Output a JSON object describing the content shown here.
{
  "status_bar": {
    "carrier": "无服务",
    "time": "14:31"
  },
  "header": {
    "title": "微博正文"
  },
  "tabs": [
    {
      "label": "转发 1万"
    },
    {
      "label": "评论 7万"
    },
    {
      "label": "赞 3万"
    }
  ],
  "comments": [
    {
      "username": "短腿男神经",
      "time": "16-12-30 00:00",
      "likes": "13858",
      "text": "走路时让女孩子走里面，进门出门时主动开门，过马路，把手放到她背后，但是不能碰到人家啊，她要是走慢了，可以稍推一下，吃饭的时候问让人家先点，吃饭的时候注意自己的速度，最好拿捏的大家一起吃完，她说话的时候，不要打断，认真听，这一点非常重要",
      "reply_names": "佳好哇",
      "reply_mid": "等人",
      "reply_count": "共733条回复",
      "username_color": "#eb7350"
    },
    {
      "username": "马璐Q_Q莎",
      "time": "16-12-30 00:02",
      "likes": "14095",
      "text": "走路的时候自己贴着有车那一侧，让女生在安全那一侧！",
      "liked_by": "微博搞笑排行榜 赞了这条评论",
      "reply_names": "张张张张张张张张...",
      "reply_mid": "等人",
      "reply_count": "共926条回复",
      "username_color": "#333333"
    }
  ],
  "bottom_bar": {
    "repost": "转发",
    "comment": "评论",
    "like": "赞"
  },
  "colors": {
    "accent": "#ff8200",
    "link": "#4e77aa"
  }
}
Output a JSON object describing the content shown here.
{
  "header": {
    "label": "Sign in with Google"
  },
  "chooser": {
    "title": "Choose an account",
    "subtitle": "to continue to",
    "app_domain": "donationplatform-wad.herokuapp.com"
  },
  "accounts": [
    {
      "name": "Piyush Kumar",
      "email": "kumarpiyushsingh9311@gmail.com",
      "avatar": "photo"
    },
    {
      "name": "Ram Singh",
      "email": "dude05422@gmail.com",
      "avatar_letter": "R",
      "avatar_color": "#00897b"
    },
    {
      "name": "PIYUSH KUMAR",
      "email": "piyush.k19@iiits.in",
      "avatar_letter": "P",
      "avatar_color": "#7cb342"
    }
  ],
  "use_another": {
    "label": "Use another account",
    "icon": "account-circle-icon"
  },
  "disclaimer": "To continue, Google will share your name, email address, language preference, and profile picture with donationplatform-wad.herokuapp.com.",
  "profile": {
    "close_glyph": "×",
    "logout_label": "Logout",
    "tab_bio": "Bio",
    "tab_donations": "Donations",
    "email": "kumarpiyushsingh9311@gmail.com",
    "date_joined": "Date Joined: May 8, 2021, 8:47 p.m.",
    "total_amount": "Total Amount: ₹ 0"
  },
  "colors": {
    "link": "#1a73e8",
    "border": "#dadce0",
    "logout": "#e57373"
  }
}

:: WRITTEN PROBLEM ::
The data above must be returned in full, exactly as written.

:: RESULT OF THIS TASK ::
Output a JSON object describing the content shown here.
{
  "status_bar": {
    "carrier": "无服务",
    "time": "14:31"
  },
  "header": {
    "title": "微博正文"
  },
  "tabs": [
    {
      "label": "转发 1万"
    },
    {
      "label": "评论 7万"
    },
    {
      "label": "赞 3万"
    }
  ],
  "comments": [
    {
      "username": "短腿男神经",
      "time": "16-12-30 00:00",
      "likes": "13858",
      "text": "走路时让女孩子走里面，进门出门时主动开门，过马路，把手放到她背后，但是不能碰到人家啊，她要是走慢了，可以稍推一下，吃饭的时候问让人家先点，吃饭的时候注意自己的速度，最好拿捏的大家一起吃完，她说话的时候，不要打断，认真听，这一点非常重要",
      "reply_names": "佳好哇",
      "reply_mid": "等人",
      "reply_count": "共733条回复",
      "username_color": "#eb7350"
    },
    {
      "username": "马璐Q_Q莎",
      "time": "16-12-30 00:02",
      "likes": "14095",
      "text": "走路的时候自己贴着有车那一侧，让女生在安全那一侧！",
      "liked_by": "微博搞笑排行榜 赞了这条评论",
      "reply_names": "张张张张张张张张...",
      "reply_mid": "等人",
      "reply_count": "共926条回复",
      "username_color": "#333333"
    }
  ],
  "bottom_bar": {
    "repost": "转发",
    "comment": "评论",
    "like": "赞"
  },
  "colors": {
    "accent": "#ff8200",
    "link": "#4e77aa"
  }
}
Output a JSON object describing the content shown here.
{
  "header": {
    "label": "Sign in with Google"
  },
  "chooser": {
    "title": "Choose an account",
    "subtitle": "to continue to",
    "app_domain": "donationplatform-wad.herokuapp.com"
  },
  "accounts": [
    {
      "name": "Piyush Kumar",
      "email": "kumarpiyushsingh9311@gmail.com",
      "avatar": "photo"
    },
    {
      "name": "Ram Singh",
      "email": "dude05422@gmail.com",
      "avatar_letter": "R",
      "avatar_color": "#00897b"
    },
    {
      "name": "PIYUSH KUMAR",
      "email": "piyush.k19@iiits.in",
      "avatar_letter": "P",
      "avatar_color": "#7cb342"
    }
  ],
  "use_another": {
    "label": "Use another account",
    "icon": "account-circle-icon"
  },
  "disclaimer": "To continue, Google will share your name, email address, language preference, and profile picture with donationplatform-wad.herokuapp.com.",
  "profile": {
    "close_glyph": "×",
    "logout_label": "Logout",
    "tab_bio": "Bio",
    "tab_donations": "Donations",
    "email": "kumarpiyushsingh9311@gmail.com",
    "date_joined": "Date Joined: May 8, 2021, 8:47 p.m.",
    "total_amount": "Total Amount: ₹ 0"
  },
  "colors": {
    "link": "#1a73e8",
    "border": "#dadce0",
    "logout": "#e57373"
  }
}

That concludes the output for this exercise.